▸ **Exercise aim**: Return all lines where the word "transfer" can be found.

>> BEGIN Supplied records

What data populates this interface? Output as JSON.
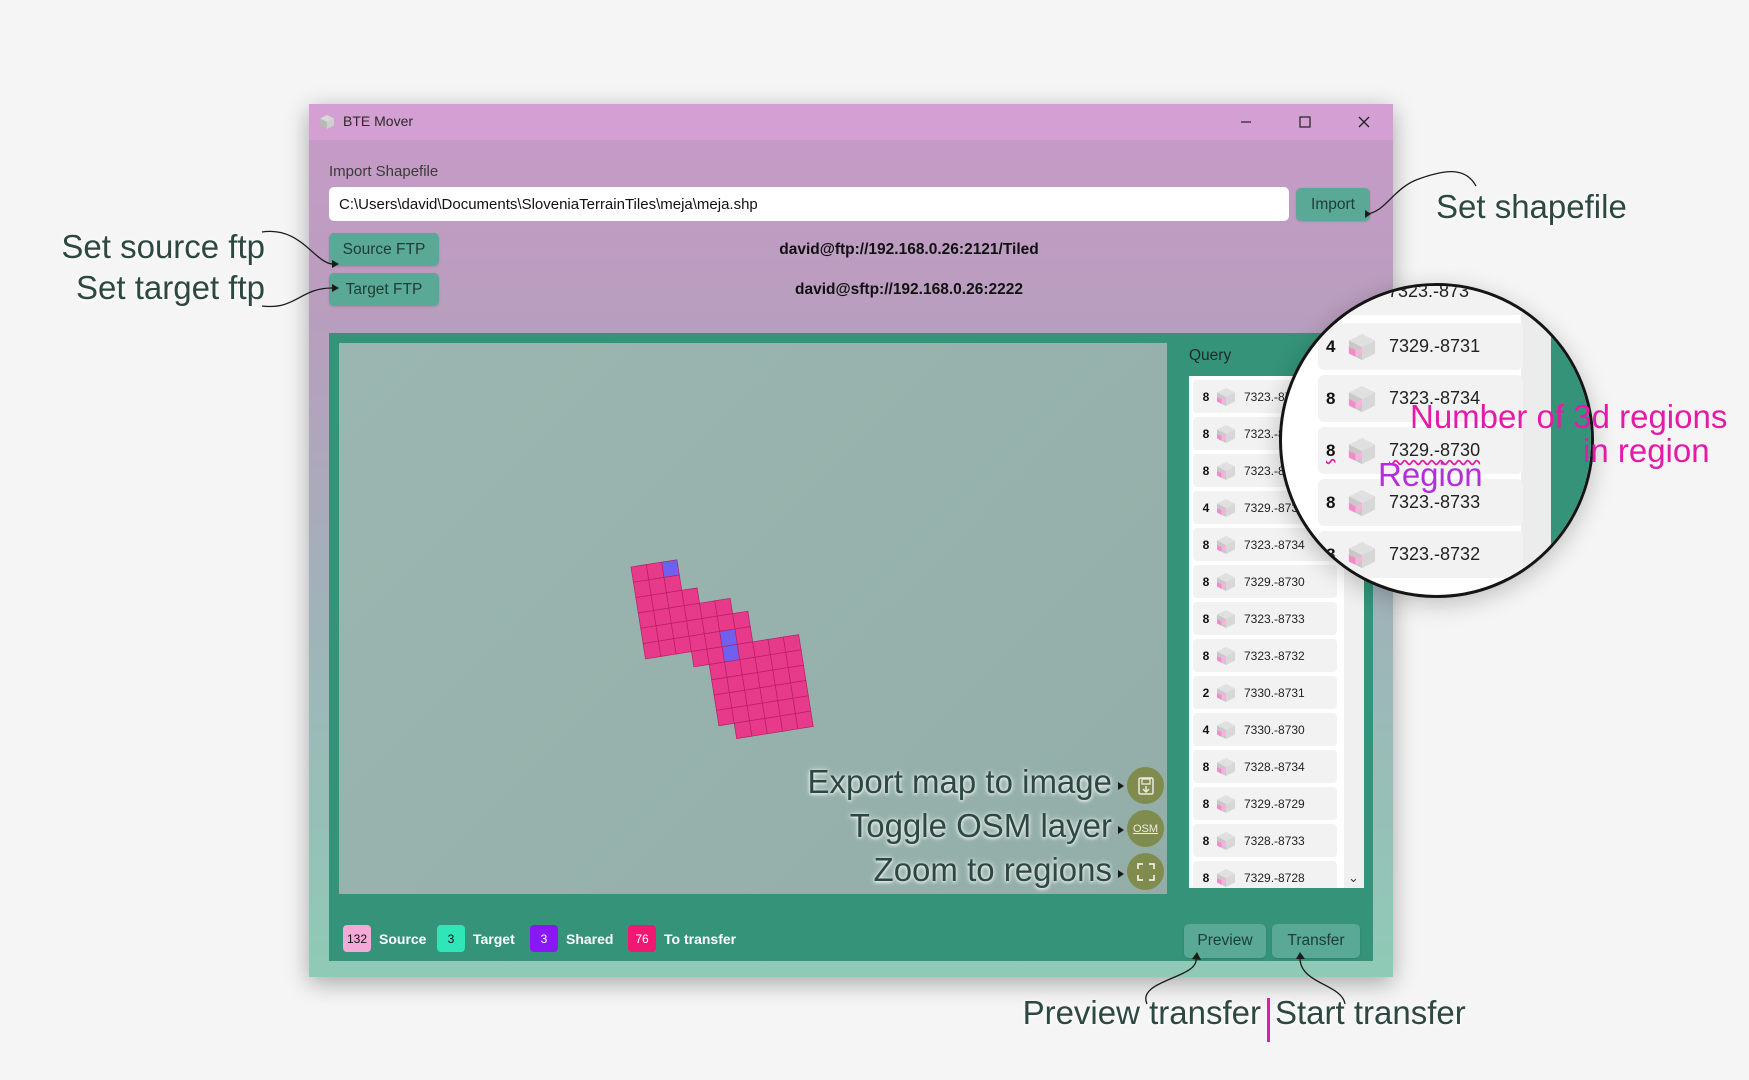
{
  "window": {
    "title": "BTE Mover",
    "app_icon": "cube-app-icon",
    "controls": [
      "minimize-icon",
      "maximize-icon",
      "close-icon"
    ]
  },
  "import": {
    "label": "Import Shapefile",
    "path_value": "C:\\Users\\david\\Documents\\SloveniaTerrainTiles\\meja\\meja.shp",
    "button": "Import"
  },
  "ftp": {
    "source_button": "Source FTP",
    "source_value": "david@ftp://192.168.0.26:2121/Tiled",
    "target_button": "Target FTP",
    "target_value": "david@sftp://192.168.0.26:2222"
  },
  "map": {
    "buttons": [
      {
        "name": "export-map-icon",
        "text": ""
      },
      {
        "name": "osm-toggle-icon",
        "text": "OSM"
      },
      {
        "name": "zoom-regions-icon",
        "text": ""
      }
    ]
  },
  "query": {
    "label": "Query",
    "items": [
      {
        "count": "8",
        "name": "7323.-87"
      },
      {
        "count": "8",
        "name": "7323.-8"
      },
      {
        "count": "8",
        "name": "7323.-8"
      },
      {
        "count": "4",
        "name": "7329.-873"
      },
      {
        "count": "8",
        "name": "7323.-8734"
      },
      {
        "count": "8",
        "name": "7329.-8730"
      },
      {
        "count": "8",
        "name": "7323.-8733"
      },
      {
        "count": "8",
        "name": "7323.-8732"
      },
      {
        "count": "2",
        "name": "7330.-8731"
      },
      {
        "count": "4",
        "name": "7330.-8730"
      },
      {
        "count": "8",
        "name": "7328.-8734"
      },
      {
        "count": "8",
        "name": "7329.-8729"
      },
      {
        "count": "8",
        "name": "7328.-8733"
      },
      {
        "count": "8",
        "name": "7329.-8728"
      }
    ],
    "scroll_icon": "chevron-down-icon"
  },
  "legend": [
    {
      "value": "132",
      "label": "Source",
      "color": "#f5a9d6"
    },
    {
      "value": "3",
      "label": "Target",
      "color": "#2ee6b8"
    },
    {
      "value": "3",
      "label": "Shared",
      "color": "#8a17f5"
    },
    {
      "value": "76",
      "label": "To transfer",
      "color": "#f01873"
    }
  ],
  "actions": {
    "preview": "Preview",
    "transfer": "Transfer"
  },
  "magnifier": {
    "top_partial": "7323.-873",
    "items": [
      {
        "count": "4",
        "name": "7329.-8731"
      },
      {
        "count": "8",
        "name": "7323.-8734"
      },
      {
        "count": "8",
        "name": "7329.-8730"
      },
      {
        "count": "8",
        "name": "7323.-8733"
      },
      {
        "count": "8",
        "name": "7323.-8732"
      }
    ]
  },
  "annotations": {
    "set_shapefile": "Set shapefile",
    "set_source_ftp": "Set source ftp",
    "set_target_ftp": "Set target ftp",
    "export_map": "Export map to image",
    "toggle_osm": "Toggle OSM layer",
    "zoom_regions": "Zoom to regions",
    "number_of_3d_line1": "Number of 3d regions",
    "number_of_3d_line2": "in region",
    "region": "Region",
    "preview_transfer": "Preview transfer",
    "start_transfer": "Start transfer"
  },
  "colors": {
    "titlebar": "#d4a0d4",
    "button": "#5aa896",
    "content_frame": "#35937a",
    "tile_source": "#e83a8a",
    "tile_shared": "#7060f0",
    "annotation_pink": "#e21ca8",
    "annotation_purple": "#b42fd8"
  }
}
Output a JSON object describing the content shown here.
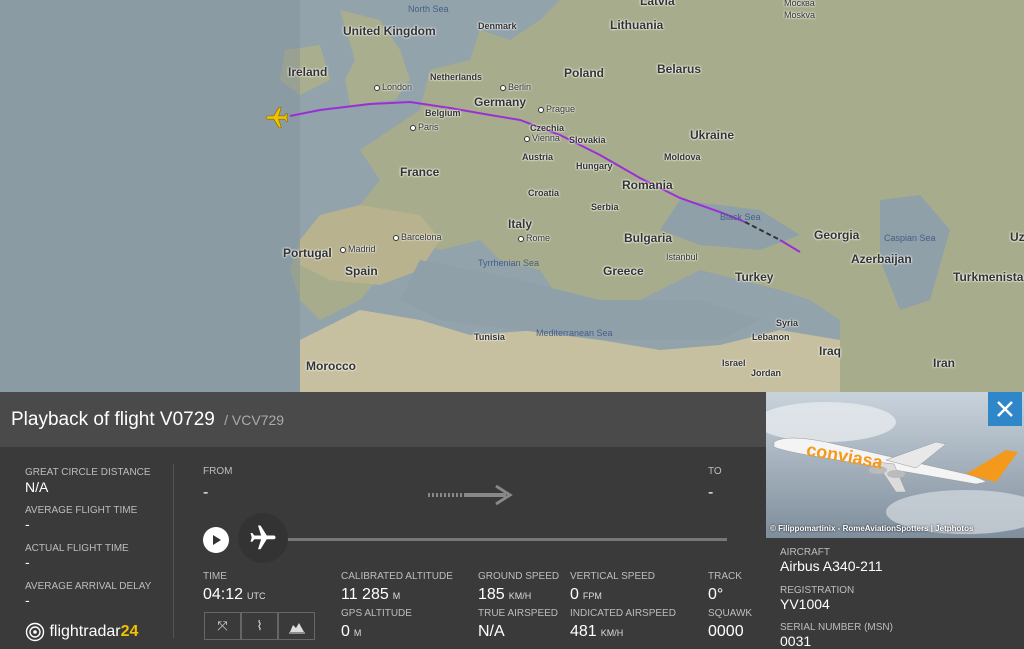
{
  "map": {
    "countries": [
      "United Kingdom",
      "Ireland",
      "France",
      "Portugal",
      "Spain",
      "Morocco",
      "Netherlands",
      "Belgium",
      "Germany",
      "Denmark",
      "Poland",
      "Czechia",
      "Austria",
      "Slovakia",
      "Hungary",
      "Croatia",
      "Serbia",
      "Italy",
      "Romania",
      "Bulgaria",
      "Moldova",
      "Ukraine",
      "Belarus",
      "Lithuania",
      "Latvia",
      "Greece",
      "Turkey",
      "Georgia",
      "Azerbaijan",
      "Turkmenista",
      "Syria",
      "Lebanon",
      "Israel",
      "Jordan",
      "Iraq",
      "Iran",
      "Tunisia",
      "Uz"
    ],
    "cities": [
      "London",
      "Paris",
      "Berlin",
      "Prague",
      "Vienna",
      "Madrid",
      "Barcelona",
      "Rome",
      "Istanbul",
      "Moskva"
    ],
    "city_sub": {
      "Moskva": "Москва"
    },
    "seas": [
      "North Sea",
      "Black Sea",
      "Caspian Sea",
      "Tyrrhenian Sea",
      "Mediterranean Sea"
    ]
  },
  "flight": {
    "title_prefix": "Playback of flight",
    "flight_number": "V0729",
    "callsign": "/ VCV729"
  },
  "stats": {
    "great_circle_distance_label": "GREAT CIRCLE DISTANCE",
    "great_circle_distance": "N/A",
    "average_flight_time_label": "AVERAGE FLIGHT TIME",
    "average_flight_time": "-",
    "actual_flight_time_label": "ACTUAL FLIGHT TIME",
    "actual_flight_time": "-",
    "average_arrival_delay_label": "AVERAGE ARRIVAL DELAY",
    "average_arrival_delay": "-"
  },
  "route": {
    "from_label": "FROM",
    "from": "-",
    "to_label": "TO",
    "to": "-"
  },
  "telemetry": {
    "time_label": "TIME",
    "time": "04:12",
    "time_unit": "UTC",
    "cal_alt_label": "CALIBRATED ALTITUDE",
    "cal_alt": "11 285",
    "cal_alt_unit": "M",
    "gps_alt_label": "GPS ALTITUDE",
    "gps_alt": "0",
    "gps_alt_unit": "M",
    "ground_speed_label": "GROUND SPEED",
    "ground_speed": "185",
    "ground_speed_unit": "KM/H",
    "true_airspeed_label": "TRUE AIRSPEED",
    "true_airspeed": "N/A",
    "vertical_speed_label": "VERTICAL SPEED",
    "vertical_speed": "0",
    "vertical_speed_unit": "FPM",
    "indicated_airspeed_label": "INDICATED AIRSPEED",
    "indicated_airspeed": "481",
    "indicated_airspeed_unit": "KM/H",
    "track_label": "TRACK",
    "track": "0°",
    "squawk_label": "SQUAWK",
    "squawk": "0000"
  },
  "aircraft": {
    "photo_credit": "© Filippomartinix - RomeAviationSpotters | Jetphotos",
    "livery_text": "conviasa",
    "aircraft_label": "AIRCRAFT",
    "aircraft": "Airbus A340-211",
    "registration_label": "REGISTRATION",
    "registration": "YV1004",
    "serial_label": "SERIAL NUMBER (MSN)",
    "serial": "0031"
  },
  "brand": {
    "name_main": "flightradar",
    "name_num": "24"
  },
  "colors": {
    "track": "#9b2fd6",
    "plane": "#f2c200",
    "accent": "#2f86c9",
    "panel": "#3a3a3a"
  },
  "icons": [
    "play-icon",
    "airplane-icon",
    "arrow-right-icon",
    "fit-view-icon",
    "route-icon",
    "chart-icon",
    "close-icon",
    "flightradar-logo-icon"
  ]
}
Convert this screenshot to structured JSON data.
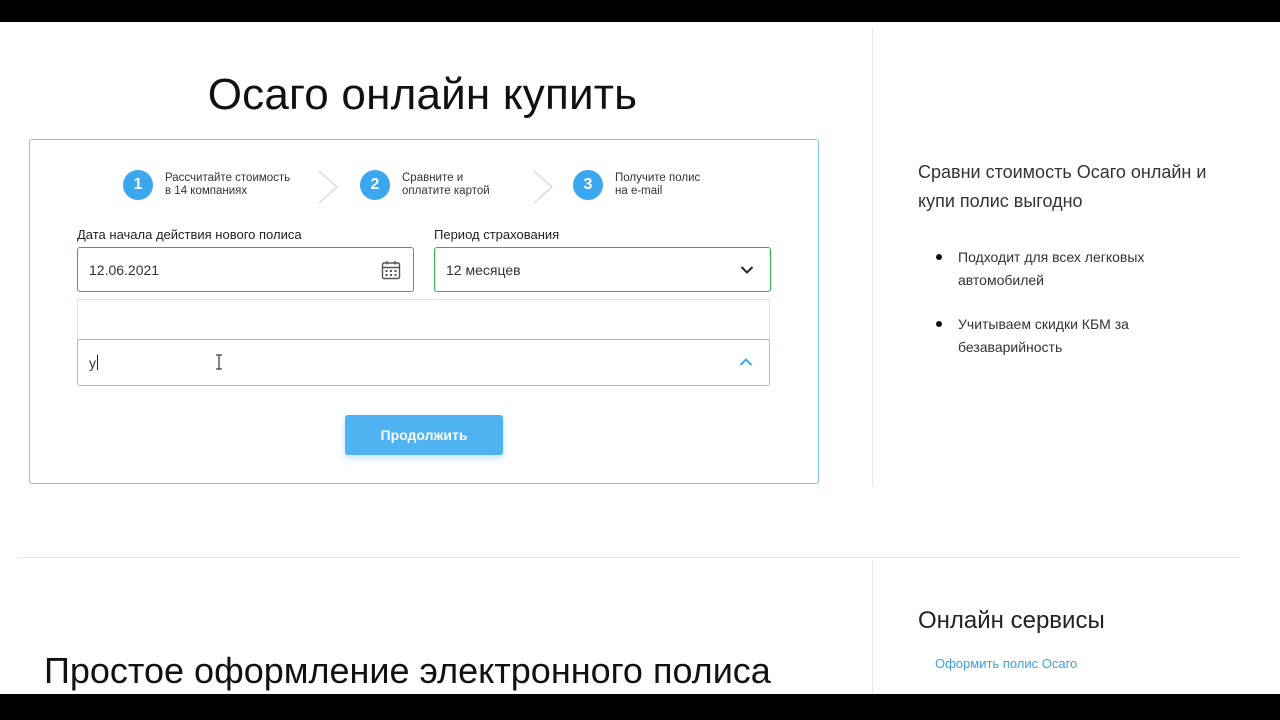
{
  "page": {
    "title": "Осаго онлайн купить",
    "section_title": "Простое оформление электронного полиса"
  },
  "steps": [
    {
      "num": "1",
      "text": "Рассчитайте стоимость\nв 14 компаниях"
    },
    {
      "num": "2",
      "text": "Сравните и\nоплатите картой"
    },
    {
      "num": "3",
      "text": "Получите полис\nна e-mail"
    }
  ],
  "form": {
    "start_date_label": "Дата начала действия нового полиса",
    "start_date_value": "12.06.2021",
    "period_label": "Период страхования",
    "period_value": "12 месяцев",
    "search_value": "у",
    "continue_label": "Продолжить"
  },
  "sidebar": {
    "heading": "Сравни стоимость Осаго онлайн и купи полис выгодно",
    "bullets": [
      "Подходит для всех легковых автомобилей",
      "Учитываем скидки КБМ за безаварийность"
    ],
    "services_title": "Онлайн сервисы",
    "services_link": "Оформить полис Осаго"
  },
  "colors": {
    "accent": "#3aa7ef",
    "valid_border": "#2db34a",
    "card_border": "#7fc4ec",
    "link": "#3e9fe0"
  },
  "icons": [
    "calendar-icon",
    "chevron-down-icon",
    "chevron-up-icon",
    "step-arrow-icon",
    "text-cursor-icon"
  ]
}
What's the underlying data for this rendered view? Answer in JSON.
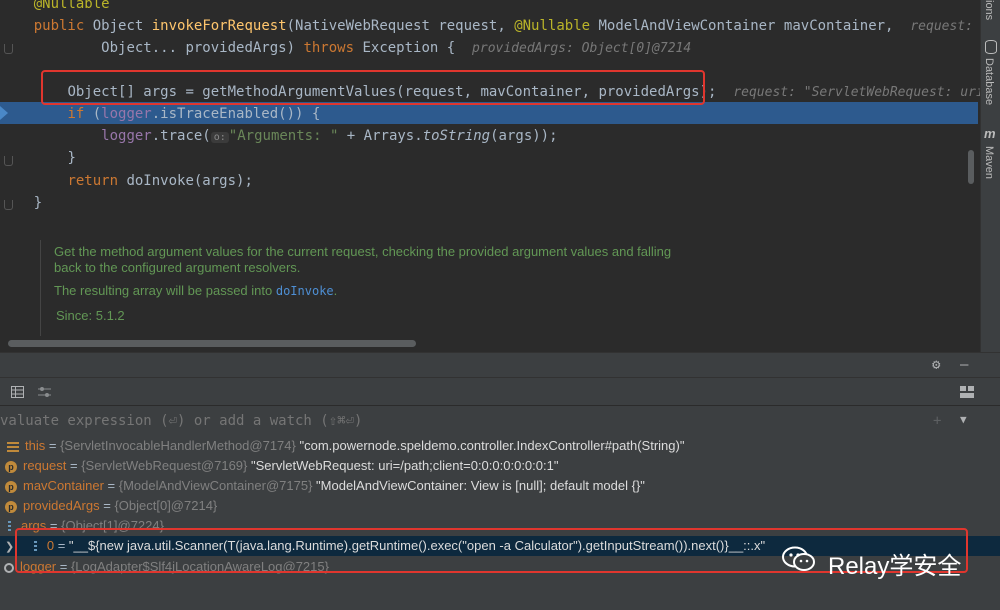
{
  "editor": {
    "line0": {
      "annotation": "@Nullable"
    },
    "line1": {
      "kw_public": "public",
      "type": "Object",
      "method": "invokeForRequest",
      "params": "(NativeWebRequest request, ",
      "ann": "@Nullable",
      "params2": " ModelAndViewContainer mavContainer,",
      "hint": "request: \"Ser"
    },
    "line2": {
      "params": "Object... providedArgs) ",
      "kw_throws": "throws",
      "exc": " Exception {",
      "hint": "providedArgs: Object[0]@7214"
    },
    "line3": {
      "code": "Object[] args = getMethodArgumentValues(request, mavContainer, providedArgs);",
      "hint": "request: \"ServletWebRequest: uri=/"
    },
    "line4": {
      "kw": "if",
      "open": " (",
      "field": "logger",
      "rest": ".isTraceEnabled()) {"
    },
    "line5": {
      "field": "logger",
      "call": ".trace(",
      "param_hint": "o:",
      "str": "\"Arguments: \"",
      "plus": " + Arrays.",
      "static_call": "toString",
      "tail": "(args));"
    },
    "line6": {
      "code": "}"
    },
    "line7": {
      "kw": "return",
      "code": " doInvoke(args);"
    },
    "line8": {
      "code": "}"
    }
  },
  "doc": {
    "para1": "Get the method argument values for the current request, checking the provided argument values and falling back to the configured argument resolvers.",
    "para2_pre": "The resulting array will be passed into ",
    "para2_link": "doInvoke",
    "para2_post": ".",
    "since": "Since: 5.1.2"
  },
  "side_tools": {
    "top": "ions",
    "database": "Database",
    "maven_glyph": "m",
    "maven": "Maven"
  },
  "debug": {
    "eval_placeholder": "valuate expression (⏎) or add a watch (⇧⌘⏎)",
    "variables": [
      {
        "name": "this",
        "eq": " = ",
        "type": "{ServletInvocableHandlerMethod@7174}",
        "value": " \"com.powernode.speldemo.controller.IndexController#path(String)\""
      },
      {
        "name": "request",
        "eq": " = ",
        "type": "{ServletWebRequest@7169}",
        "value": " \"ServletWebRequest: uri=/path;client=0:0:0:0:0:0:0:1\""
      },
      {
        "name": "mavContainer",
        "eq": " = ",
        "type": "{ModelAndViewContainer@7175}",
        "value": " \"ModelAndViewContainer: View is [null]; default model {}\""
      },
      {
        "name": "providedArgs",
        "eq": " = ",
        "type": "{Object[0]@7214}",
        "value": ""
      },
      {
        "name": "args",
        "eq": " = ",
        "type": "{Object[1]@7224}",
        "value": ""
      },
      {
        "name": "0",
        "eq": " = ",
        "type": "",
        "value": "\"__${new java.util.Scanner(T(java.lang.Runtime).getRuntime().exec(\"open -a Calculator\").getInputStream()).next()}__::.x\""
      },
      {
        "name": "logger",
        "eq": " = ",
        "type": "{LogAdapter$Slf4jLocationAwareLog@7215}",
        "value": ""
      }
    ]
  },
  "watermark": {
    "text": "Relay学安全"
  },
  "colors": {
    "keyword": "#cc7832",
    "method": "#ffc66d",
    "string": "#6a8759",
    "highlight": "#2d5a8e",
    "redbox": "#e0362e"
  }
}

>> END Supplied records

▸ **Solution to this problem**:
      "label": "To transfer",
    "transfer": "Transfer"
    "preview_transfer": "Preview transfer",
    "start_transfer": "Start transfer"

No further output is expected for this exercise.